» **EXTRACTED RECORDS**
- - - - -

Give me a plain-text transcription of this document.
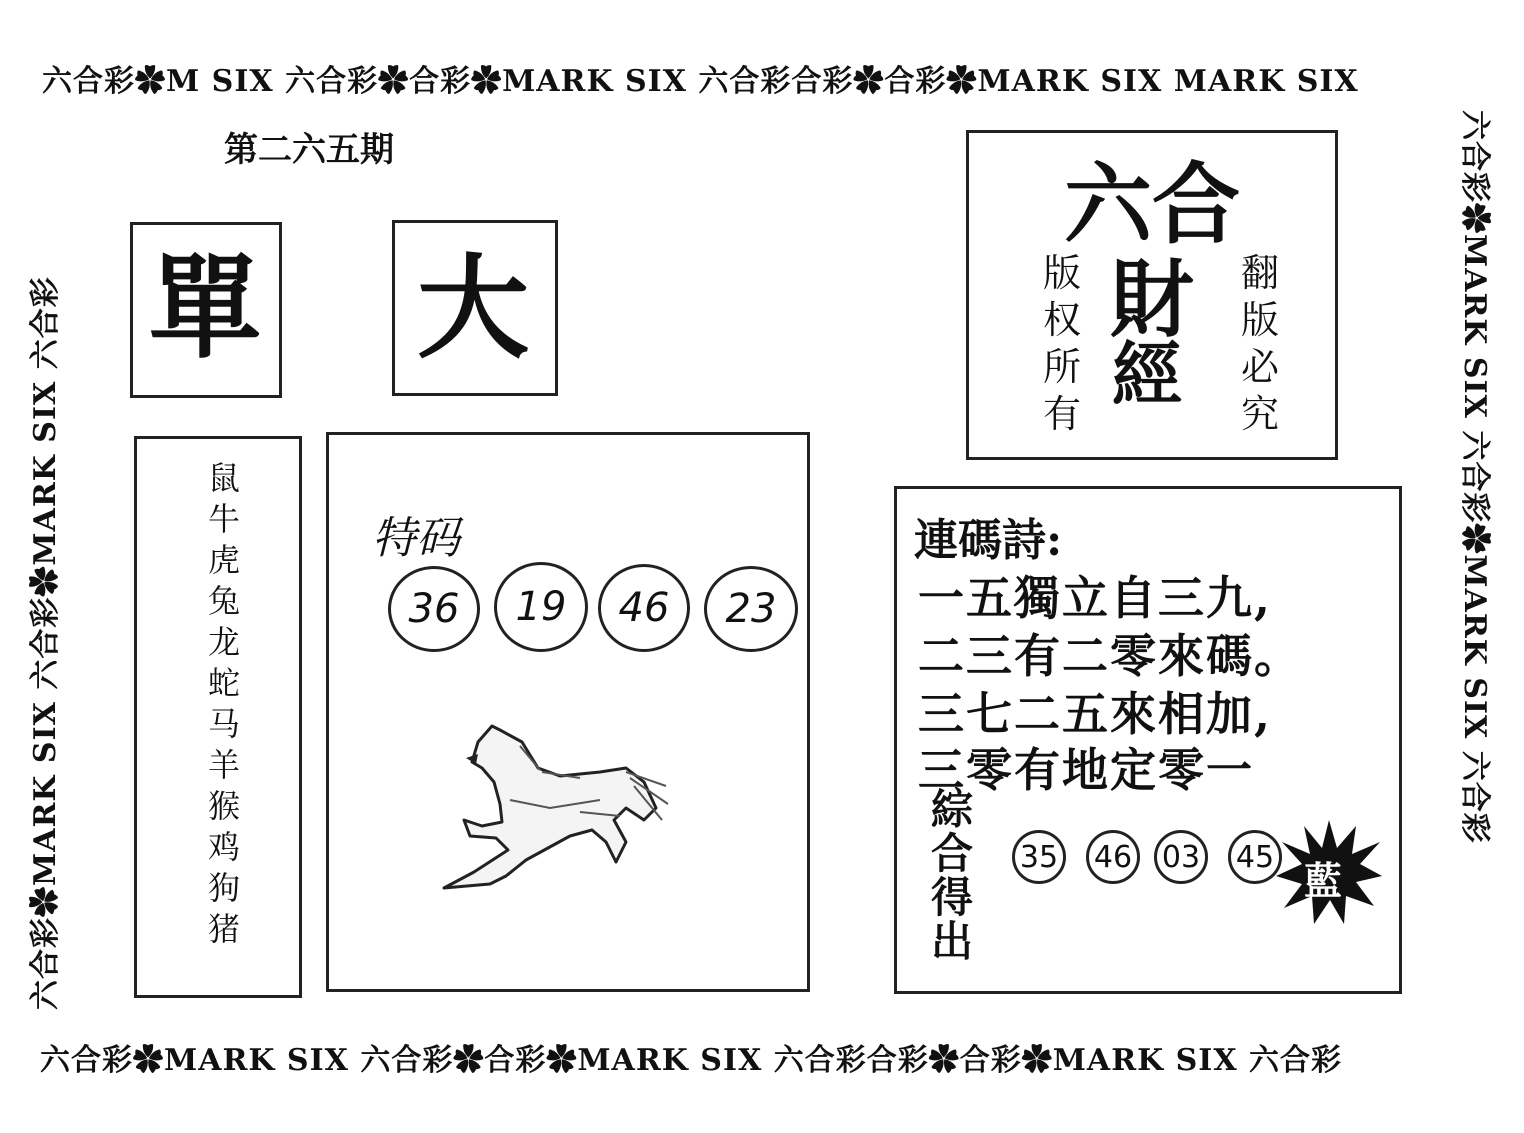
六合彩✿M SIX 六合彩✿合彩✿MARK SIX 六合彩合彩✿合彩✿MARK SIX MARK SIX
六合彩✿MARK SIX 六合彩✿合彩✿MARK SIX 六合彩合彩✿合彩✿MARK SIX 六合彩
六合彩✿MARK SIX 六合彩✿MARK SIX 六合彩	六合彩✿MARK SIX 六合彩✿MARK SIX 六合彩
第二六五期
單 大
鼠
牛
虎
兔
龙
蛇
马
羊
猴
鸡
狗
猪
特码
36 19 46 23
六合
財
經
版
权
所
有
翻
版
必
究
連碼詩:
一五獨立自三九,
二三有二零來碼。
三七二五來相加,
三零有地定零一
綜
合
得
出
35 46 03 45
藍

- - - - -

» **JOB**
Pull out every line of the records that includes the string "MARK".

» **RESULT**
六合彩✿M SIX 六合彩✿合彩✿MARK SIX 六合彩合彩✿合彩✿MARK SIX MARK SIX
六合彩✿MARK SIX 六合彩✿合彩✿MARK SIX 六合彩合彩✿合彩✿MARK SIX 六合彩
六合彩✿MARK SIX 六合彩✿MARK SIX 六合彩	六合彩✿MARK SIX 六合彩✿MARK SIX 六合彩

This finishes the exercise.